[Goal of the exercise]
Please state the age at which the writer of the passage on God and handicrafts began knitting.

The God of Handicrafts

Last night I picked up my knitting again after a long break. I have been knitting on and off since I was eight years old. While I have also enjoyed such things as sketching and card design, and have attempted several other crafts over the years, knitting has always been my preferred craft and I frequently find myself returning to it. I knit while chatting on Skype, while watching DVDs, while listening to MP3 lectures, and sometimes as a way to keep my hands occupied while I think. While I have never reflected upon knitting and other crafts themselves for any extended period of time, I have always found crafting to be an incredibly worthwhile and enriching activity and have suspected that, if one were to reflect upon it from a theological perspective, one would find much to reward such exploration. The following are some rough initial thoughts.

I suspect that God shares my passion for handicrafts. God is first introduced to us as the Creator, the one who brings into being something new and expressive of his glory, who moulds and fashions, who finds delight in his work and who rests from it, who teaches skills to others, and creates the human race to be his assistants in crafting a world and filling it with beautiful things.

The first time in Scripture we read of someone being filled with the Spirit and gifted for a particular task it is for the task of embroidery, weaving, and tailoring (Exodus 28:2ff.). God gifted the craftsmen in order that they would create clothes of glory and beauty for the High Priest, clothes that would be meaningful, beautiful, and functional. He later gifted Bezaleel and the artisans who served under him for the task of creating the tabernacle and furniture for which Moses had received the blueprints (Exodus 31:1-11; 35:30-35). The name of the wise master builder and his chief assistant are given to us and we are told of the others who worked with them, such as the gifted women in Exodus 35:25-26.

The work these gifted craftspeople created was intricate and beautiful. It wasn’t merely an expression of human skill but was also a gift and manifestation of the work of the Spirit. God desires his house to be a place of skilled workmanship, a place that exceeds the merely functional and exhibits beauty. This pattern continues in the New Testament, where we see that Paul is another ‘wise master builder’, who builds according to the plans given to him by Christ (1 Corinthians 3:10), the tentmaker serving the one who trained as a carpenter.

[Listed records]
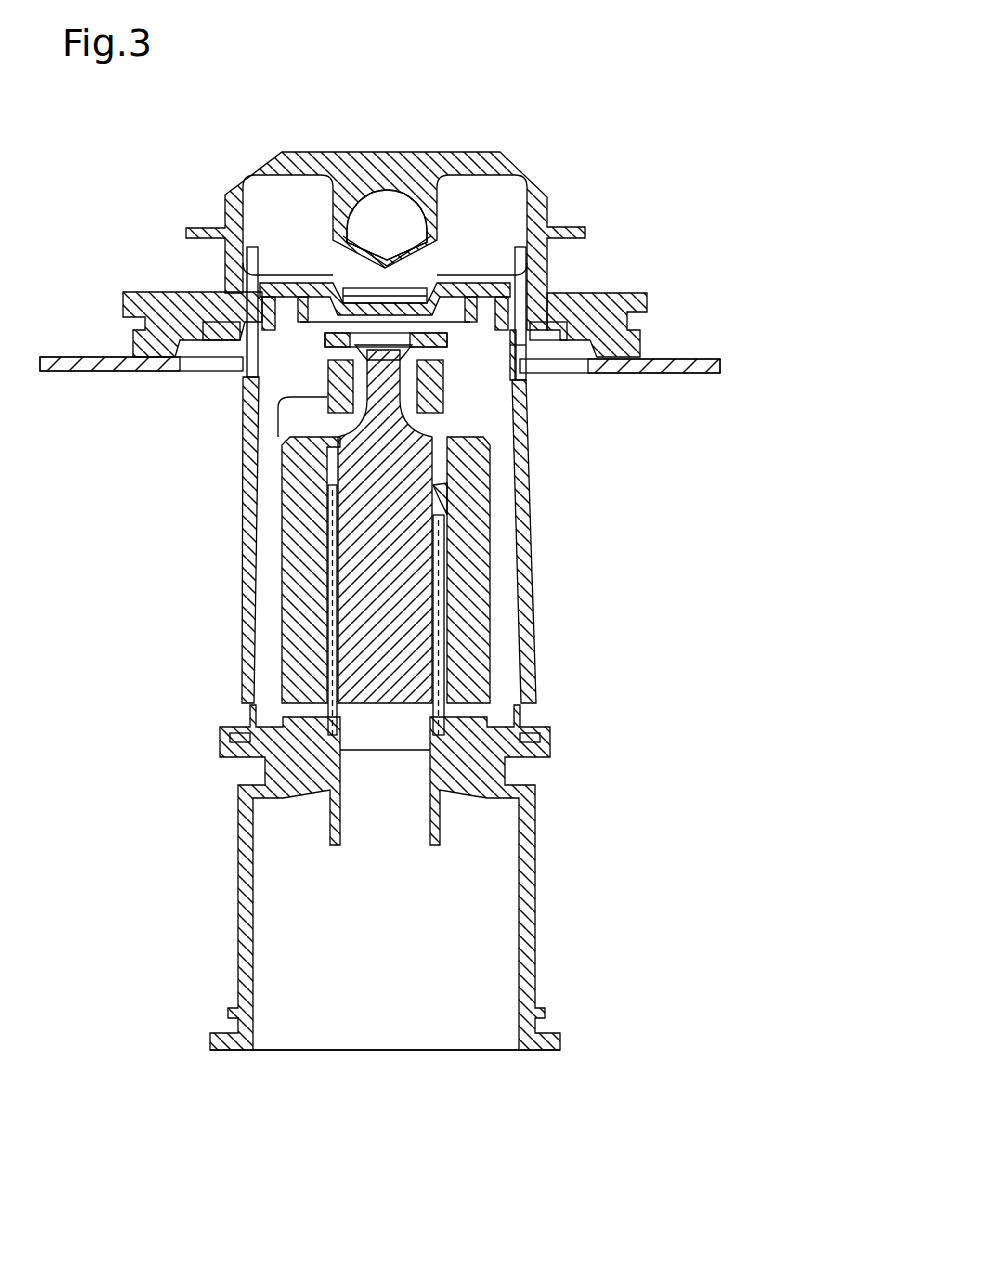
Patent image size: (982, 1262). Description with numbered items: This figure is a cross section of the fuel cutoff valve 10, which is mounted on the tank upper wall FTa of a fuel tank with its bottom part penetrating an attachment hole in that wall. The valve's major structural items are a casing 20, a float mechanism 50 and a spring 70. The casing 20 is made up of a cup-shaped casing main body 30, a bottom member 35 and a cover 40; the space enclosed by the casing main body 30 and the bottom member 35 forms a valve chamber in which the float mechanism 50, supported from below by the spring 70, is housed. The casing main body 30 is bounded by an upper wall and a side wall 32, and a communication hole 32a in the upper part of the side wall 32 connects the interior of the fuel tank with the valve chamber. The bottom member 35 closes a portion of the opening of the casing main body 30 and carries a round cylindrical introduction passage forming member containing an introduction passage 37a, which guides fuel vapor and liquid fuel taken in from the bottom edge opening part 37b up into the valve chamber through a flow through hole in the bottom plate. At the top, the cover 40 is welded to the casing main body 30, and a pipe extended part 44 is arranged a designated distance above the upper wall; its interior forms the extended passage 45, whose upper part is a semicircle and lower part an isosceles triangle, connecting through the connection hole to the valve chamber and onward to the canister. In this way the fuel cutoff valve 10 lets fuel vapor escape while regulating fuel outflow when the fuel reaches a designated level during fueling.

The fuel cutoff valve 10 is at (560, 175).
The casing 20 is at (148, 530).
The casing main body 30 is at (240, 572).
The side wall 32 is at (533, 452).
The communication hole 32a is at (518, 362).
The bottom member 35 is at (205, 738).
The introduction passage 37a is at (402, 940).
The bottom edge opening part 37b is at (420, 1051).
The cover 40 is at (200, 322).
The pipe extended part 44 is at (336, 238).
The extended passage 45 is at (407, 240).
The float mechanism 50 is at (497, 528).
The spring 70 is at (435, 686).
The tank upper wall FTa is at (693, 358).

[Full answer]
Eight years old.